Lines of data
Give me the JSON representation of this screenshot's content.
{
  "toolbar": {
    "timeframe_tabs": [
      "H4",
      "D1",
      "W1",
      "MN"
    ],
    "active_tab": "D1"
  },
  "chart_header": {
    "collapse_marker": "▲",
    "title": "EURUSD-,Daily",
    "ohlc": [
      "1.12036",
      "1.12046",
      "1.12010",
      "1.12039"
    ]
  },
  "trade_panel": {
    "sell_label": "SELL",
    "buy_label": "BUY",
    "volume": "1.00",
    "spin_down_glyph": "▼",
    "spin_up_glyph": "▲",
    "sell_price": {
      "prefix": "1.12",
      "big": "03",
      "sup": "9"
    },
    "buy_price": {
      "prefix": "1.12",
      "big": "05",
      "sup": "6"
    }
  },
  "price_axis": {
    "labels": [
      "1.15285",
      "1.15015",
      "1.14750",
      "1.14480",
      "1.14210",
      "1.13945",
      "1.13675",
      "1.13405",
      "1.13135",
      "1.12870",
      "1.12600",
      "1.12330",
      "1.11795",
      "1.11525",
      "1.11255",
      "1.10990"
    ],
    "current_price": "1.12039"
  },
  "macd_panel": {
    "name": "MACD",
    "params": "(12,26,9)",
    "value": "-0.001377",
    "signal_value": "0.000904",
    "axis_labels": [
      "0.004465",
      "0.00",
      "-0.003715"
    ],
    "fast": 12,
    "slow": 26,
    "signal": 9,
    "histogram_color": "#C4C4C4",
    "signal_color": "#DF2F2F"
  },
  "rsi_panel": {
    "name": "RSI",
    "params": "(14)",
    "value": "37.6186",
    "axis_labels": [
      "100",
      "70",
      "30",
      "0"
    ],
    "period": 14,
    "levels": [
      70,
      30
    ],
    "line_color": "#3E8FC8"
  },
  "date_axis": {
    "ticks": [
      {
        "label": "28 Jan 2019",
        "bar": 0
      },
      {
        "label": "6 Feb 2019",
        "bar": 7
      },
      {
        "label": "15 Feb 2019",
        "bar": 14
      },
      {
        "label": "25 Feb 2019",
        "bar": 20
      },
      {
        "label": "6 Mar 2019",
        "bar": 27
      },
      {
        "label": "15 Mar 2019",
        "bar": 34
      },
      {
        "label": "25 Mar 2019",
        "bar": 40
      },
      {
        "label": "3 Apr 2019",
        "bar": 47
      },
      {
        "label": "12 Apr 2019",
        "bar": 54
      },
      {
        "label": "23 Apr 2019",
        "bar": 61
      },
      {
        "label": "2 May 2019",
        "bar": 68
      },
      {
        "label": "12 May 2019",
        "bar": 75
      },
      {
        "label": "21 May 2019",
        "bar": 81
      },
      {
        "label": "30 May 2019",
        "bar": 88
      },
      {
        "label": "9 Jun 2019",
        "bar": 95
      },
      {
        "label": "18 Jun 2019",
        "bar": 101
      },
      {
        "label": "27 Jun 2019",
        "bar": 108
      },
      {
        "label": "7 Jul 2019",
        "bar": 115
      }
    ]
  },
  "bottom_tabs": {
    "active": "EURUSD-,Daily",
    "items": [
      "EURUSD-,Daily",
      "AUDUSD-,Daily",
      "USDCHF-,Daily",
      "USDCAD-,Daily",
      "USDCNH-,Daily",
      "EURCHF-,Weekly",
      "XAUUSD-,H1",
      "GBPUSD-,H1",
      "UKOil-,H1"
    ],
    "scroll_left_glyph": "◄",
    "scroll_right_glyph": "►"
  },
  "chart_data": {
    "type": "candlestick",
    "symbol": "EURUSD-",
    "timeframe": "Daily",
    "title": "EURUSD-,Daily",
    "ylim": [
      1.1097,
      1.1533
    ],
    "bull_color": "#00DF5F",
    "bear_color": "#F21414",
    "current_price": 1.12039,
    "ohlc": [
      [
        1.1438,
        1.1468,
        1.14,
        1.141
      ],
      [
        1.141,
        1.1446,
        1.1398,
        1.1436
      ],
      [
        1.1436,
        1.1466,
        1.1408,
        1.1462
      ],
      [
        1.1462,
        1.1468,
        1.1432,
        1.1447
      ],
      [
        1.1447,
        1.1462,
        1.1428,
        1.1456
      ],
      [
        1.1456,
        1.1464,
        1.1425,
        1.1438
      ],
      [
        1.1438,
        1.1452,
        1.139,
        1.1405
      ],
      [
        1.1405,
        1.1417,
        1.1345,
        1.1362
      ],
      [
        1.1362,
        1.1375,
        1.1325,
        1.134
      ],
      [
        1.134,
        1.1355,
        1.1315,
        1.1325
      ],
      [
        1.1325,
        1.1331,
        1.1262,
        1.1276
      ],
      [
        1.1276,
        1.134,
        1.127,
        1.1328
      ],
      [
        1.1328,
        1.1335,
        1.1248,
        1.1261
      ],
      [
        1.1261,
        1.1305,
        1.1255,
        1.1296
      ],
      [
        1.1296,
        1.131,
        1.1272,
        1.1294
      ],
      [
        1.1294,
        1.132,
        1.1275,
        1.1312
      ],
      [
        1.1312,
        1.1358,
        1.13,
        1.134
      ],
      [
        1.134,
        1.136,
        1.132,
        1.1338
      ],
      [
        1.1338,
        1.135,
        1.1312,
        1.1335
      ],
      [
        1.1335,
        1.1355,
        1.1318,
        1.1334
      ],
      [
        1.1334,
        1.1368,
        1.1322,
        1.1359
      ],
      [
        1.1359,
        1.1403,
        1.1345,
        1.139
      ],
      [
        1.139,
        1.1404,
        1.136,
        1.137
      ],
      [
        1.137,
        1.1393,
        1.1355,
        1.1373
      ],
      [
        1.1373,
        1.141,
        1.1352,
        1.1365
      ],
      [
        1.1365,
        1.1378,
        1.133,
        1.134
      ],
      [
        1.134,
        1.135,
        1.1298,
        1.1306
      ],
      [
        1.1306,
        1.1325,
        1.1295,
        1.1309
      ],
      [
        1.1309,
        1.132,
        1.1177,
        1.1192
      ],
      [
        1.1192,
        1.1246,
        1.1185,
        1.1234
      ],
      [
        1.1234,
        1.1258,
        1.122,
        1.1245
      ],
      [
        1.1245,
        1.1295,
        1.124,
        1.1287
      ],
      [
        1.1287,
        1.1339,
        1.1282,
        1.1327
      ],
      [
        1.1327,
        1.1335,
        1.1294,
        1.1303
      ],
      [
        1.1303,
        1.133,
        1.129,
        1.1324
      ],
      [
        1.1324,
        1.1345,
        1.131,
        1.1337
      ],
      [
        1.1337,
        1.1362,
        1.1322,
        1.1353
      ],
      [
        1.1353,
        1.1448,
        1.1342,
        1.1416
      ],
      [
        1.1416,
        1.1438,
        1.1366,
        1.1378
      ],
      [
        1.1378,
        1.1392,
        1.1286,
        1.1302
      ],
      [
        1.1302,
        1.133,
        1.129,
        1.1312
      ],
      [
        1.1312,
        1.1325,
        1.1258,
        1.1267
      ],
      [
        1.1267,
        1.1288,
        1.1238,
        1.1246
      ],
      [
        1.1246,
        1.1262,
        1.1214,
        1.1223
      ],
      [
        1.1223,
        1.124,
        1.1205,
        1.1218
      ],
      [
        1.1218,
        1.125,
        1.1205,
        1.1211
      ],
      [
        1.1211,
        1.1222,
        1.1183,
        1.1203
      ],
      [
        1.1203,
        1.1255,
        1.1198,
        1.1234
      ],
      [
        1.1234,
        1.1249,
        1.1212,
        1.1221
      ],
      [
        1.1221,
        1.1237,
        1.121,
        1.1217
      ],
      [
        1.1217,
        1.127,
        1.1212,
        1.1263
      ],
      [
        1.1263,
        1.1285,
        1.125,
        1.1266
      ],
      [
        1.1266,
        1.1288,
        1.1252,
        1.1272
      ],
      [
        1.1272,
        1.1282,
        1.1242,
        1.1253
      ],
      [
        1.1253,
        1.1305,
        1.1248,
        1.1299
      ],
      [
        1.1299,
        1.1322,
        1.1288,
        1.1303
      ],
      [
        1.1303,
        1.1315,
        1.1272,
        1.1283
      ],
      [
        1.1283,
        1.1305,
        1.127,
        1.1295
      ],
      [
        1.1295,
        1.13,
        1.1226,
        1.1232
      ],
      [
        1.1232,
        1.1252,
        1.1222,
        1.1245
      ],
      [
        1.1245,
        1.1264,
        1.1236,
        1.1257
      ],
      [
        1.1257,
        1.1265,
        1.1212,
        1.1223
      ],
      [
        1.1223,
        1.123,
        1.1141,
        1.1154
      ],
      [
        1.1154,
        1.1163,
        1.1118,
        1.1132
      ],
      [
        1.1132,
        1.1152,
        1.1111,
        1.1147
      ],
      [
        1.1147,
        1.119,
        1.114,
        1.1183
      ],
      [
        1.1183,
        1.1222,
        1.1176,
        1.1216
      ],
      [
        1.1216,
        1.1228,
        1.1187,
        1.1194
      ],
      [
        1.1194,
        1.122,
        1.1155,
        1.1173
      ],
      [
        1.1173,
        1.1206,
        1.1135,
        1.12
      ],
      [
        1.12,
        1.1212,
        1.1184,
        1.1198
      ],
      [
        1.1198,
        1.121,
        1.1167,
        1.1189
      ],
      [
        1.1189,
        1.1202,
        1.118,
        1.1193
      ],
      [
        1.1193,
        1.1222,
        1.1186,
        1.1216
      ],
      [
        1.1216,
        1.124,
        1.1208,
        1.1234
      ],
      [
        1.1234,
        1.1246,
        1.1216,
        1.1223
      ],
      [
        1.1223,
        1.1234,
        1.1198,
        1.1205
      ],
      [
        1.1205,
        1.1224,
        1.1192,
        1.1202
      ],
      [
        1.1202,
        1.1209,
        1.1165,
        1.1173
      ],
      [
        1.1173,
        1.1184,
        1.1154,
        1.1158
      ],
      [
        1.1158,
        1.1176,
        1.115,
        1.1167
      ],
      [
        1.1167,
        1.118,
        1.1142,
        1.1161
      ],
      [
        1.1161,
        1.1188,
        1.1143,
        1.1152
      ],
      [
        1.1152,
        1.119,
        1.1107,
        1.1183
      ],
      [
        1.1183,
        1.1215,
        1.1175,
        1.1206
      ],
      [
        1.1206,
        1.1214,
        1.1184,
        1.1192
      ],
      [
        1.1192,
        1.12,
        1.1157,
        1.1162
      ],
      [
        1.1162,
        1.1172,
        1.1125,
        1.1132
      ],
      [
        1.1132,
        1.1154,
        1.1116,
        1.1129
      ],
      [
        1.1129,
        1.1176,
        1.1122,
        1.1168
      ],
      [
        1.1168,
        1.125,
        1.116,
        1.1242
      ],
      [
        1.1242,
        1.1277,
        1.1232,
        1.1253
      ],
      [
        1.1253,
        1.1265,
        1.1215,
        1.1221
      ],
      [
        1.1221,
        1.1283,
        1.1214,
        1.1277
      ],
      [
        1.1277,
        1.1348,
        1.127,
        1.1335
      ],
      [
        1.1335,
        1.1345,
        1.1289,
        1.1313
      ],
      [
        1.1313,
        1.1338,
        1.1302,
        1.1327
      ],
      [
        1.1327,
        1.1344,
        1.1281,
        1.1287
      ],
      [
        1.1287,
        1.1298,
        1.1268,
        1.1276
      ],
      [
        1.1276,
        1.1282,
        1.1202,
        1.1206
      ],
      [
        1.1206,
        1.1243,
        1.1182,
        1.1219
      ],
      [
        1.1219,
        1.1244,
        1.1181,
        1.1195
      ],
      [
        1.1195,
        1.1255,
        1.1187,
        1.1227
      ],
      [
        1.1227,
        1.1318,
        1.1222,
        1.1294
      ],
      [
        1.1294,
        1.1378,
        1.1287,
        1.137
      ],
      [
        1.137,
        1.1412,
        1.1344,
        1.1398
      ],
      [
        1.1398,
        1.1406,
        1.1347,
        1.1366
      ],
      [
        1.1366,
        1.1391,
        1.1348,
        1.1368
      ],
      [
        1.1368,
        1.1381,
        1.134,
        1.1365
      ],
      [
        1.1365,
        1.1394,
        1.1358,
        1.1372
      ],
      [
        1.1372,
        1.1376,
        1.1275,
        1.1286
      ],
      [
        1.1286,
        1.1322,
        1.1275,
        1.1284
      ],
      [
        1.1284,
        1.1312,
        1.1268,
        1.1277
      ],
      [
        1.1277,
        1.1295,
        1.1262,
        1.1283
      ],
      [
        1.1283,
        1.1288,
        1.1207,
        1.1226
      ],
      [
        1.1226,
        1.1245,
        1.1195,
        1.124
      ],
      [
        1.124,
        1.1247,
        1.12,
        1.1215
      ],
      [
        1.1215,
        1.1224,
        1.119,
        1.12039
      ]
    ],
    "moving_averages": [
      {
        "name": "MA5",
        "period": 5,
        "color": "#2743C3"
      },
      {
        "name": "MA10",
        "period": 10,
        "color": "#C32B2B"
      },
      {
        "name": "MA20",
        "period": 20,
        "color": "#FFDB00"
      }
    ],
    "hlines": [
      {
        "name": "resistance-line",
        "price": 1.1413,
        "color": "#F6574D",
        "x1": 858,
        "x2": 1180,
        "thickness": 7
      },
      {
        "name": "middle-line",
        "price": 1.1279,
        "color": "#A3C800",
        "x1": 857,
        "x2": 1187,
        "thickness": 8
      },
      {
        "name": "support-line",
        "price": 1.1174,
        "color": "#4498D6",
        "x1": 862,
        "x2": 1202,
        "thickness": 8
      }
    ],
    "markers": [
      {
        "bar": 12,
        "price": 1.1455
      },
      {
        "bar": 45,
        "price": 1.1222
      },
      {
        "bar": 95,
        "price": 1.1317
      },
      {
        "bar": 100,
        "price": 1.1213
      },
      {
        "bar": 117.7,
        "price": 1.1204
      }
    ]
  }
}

**What you will do:** Of all the lines in the material above, how many contain the word "Daily"? Give only the count.

**Answer to the task:** 9